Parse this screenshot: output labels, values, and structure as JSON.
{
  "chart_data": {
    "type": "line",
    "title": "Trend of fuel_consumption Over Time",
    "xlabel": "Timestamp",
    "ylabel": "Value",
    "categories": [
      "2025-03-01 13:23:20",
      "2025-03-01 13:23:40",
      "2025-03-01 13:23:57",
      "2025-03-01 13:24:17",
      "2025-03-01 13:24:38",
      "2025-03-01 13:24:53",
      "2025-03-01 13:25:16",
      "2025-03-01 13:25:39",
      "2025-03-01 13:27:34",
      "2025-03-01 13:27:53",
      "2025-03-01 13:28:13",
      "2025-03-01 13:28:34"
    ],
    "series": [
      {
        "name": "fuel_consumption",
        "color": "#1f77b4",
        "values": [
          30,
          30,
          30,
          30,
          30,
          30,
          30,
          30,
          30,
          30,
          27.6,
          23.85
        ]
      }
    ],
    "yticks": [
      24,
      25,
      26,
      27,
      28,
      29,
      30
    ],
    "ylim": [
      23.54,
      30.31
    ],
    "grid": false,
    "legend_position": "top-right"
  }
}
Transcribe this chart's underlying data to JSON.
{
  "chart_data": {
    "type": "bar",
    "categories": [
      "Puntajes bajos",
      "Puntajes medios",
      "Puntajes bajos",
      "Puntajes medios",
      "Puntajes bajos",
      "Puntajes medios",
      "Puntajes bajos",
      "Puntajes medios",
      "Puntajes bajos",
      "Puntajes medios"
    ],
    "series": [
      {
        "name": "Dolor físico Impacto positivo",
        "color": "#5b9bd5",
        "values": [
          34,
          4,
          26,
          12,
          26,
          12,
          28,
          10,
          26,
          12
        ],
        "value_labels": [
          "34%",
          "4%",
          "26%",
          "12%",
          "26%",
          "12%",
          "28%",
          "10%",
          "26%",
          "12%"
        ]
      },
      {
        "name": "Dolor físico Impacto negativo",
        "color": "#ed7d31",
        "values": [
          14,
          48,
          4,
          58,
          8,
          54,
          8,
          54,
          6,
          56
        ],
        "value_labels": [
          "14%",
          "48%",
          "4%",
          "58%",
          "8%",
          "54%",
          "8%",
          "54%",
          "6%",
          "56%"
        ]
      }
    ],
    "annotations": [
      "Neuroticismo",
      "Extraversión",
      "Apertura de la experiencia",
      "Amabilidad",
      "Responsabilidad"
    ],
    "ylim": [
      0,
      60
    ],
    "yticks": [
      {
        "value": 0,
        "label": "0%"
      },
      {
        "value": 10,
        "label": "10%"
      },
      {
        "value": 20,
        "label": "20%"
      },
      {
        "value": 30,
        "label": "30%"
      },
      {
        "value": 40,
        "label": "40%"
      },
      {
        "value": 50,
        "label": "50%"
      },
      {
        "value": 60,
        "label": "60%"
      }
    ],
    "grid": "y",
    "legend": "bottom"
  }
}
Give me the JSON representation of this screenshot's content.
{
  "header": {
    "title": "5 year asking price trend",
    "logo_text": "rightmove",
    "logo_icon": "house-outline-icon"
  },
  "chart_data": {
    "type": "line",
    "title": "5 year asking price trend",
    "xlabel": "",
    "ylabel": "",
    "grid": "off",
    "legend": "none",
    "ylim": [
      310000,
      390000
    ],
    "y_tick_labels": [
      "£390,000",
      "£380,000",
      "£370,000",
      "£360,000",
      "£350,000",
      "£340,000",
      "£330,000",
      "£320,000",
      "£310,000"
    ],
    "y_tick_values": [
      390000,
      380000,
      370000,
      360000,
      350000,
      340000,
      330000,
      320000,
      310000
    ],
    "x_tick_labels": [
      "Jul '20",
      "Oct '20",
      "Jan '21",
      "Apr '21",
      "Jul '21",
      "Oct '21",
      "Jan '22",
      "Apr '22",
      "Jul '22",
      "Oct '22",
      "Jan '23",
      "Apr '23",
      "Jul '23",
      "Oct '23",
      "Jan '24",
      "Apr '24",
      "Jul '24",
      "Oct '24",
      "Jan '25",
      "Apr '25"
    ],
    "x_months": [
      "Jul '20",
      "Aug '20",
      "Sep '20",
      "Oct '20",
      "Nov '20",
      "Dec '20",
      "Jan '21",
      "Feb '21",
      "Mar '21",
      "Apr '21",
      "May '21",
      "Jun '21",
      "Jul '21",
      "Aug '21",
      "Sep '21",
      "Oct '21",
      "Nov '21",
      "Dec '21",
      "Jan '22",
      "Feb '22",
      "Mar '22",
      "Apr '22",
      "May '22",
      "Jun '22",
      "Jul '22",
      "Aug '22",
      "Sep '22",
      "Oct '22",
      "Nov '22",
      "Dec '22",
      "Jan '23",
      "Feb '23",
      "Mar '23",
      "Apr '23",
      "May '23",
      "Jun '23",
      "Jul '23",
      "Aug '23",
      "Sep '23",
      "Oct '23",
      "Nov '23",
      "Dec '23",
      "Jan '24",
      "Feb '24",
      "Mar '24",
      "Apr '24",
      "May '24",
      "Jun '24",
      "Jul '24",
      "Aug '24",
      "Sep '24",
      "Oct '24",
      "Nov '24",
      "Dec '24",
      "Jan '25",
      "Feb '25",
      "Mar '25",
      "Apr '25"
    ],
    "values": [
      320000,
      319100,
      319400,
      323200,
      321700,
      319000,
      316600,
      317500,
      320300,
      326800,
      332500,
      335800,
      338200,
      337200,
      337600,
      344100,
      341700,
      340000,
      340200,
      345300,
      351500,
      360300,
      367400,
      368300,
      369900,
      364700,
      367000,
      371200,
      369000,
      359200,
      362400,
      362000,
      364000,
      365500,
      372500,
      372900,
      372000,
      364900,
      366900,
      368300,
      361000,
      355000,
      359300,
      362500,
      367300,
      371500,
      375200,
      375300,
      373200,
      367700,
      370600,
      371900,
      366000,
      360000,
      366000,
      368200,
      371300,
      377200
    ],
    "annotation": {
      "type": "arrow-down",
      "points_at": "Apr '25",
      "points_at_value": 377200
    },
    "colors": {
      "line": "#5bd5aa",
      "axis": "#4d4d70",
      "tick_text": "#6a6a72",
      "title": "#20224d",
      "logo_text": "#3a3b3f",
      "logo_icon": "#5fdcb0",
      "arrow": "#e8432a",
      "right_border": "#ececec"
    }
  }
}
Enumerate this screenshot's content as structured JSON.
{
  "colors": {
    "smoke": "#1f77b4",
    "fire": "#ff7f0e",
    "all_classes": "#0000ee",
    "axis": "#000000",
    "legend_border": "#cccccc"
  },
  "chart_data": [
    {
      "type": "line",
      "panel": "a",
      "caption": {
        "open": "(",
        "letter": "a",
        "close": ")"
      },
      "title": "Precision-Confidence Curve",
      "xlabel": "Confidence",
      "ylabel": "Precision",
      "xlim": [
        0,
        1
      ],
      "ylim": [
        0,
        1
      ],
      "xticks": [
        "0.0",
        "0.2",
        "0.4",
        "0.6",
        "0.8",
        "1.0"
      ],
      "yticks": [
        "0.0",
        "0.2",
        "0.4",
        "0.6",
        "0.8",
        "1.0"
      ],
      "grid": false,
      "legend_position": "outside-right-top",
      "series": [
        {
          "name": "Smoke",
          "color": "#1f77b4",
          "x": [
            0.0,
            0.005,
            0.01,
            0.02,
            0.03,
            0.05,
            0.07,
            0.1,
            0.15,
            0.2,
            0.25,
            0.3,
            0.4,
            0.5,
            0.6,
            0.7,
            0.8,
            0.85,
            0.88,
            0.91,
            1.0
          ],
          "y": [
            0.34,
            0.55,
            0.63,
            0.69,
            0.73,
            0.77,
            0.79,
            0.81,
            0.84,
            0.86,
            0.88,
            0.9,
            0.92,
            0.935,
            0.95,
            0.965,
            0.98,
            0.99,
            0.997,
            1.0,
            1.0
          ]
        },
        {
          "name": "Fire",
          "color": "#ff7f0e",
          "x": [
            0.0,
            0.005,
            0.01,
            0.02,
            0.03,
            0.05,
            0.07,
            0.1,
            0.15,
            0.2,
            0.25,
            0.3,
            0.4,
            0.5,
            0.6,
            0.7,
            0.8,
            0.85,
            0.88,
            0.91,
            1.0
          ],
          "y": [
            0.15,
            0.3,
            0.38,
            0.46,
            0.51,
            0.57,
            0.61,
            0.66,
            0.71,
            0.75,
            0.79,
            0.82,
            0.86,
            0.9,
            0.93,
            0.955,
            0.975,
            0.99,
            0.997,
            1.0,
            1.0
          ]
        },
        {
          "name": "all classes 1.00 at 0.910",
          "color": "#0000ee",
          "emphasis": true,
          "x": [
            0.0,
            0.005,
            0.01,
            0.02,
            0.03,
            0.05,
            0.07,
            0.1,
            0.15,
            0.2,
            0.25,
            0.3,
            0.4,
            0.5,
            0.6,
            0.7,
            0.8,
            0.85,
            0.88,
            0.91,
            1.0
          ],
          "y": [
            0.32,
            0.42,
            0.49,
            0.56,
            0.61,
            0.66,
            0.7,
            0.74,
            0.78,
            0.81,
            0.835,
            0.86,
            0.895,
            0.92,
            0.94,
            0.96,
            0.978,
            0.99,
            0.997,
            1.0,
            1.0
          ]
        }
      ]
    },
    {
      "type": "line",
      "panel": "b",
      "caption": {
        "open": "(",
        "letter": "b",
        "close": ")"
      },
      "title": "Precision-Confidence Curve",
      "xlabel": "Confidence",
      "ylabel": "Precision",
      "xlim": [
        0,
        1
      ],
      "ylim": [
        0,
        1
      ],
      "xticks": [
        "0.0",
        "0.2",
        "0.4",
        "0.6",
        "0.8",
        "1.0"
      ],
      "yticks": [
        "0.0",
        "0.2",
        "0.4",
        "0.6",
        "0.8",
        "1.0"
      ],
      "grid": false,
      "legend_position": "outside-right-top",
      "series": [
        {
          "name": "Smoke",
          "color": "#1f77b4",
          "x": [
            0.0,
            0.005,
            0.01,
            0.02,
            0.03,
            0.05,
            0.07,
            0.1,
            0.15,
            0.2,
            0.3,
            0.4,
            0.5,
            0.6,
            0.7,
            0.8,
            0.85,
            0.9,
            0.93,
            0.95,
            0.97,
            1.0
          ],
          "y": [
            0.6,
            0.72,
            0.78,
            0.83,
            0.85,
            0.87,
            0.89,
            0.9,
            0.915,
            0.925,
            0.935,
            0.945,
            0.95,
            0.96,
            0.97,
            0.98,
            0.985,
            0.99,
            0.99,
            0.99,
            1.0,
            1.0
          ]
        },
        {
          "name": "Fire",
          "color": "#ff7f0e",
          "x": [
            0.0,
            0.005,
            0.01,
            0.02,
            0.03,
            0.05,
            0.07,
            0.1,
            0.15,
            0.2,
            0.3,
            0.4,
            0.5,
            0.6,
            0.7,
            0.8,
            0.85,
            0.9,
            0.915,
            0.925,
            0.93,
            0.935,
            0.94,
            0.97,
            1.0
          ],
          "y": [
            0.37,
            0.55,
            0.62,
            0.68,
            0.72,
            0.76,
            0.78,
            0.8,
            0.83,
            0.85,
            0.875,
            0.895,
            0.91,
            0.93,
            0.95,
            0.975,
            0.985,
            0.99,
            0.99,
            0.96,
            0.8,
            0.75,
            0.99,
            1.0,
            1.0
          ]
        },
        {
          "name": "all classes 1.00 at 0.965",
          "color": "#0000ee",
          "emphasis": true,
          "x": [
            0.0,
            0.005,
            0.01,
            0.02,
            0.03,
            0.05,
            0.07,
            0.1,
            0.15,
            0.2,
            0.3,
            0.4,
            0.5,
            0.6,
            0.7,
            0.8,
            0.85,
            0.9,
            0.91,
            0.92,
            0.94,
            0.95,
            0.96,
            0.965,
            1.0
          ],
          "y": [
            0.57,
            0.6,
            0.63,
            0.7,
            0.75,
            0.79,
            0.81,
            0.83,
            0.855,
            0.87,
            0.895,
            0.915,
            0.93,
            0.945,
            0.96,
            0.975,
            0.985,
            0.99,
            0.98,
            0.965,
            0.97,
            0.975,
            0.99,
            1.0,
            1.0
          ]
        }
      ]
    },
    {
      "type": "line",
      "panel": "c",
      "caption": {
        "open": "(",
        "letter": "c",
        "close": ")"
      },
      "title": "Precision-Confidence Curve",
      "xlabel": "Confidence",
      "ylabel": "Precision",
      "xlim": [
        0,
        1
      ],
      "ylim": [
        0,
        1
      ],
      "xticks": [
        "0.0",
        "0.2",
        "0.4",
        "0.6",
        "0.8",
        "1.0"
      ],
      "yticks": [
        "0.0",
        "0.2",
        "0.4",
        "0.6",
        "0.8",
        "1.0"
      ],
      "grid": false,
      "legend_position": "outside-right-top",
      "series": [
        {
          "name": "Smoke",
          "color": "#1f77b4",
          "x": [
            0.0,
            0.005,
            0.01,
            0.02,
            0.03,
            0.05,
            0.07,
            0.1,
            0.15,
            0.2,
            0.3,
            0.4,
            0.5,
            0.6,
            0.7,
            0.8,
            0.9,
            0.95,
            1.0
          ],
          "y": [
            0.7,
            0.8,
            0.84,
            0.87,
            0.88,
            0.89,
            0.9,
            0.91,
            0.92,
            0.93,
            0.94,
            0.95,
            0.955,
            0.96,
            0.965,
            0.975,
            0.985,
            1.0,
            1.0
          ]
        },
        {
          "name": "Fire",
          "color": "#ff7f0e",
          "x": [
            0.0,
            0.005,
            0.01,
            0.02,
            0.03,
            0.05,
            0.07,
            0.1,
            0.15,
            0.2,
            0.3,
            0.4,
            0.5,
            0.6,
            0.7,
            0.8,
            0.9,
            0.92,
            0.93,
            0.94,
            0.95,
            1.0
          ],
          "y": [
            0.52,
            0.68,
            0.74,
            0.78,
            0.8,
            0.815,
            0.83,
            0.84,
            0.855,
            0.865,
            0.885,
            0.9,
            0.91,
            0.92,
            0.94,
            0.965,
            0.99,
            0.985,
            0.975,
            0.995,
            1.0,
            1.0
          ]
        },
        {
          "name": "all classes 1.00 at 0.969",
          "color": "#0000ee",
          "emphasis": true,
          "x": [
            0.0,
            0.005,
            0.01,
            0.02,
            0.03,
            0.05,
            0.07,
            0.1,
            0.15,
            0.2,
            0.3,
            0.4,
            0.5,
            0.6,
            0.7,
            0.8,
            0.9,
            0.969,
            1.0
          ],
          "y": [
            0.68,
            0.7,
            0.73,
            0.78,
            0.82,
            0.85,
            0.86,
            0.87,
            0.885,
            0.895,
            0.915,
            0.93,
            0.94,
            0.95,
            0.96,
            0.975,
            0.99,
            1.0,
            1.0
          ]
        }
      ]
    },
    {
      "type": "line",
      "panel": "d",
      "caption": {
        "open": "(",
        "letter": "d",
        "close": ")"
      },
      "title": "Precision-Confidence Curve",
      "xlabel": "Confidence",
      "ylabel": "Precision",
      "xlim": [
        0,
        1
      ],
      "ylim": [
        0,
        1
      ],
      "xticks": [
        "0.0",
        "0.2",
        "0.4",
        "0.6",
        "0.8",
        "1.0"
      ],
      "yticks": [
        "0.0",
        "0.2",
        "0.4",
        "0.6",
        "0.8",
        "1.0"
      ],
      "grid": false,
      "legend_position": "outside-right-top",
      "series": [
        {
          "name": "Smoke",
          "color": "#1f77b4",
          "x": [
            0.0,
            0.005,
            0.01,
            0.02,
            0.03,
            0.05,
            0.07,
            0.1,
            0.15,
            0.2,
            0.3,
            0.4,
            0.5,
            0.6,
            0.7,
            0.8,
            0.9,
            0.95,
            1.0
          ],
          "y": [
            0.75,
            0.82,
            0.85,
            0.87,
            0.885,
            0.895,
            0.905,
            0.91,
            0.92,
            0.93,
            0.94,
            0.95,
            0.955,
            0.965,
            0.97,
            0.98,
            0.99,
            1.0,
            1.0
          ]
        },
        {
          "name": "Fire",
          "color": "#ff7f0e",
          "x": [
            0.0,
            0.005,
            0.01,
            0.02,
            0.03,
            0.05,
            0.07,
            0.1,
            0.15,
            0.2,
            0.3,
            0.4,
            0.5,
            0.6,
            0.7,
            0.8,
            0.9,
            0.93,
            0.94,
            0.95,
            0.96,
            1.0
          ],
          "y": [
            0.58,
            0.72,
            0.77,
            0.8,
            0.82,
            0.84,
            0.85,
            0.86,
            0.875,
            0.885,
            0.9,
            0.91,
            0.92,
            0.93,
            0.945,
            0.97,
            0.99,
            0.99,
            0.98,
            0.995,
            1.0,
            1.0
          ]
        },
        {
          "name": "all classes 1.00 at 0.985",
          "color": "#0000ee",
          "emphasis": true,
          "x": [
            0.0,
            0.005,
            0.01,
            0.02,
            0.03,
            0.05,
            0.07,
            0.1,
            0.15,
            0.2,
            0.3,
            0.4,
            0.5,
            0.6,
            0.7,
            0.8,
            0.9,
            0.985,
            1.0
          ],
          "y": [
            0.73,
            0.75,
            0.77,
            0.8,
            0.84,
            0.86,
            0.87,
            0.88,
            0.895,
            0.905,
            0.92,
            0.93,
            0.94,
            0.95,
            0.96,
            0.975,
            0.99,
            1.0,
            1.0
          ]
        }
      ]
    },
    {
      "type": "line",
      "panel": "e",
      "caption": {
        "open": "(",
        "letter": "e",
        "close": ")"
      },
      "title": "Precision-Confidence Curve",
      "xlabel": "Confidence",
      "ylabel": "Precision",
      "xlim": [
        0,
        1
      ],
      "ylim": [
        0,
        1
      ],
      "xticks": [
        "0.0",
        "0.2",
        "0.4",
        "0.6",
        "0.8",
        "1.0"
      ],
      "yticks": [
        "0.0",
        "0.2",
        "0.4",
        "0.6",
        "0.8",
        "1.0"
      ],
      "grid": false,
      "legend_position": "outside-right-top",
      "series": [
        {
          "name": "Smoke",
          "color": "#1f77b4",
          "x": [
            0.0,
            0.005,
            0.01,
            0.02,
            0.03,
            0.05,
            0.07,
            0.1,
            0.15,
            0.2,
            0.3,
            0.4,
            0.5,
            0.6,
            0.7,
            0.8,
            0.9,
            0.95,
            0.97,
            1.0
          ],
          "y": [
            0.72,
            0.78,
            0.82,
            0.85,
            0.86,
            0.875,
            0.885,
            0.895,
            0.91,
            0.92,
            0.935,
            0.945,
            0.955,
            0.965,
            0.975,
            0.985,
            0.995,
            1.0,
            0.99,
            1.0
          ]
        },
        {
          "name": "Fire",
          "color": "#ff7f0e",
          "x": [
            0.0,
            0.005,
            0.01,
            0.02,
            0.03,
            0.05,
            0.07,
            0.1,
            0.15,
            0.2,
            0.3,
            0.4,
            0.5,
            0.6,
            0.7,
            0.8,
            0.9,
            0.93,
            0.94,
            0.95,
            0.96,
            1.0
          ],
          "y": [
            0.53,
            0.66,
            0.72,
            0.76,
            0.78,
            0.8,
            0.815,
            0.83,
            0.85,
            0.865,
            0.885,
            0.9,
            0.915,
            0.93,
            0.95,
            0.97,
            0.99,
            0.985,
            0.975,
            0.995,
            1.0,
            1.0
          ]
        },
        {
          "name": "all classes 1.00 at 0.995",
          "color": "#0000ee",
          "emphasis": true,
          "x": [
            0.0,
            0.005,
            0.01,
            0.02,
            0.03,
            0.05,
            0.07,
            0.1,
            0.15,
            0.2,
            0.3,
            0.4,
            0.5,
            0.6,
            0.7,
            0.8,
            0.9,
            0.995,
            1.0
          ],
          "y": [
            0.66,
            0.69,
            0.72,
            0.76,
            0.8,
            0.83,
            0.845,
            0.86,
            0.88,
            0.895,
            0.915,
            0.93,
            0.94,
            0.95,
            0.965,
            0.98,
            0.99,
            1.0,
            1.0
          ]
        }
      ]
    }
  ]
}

____

THE EXERCISE:
Out of the records, collect only those lines that contain the string "JSON".

CORRECT OUTPUT:
Parse this screenshot: output labels, values, and structure as JSON.
Transcribe this chart's underlying data to JSON.
Give me the JSON representation of this screenshot's content.
Enumerate this screenshot's content as structured JSON.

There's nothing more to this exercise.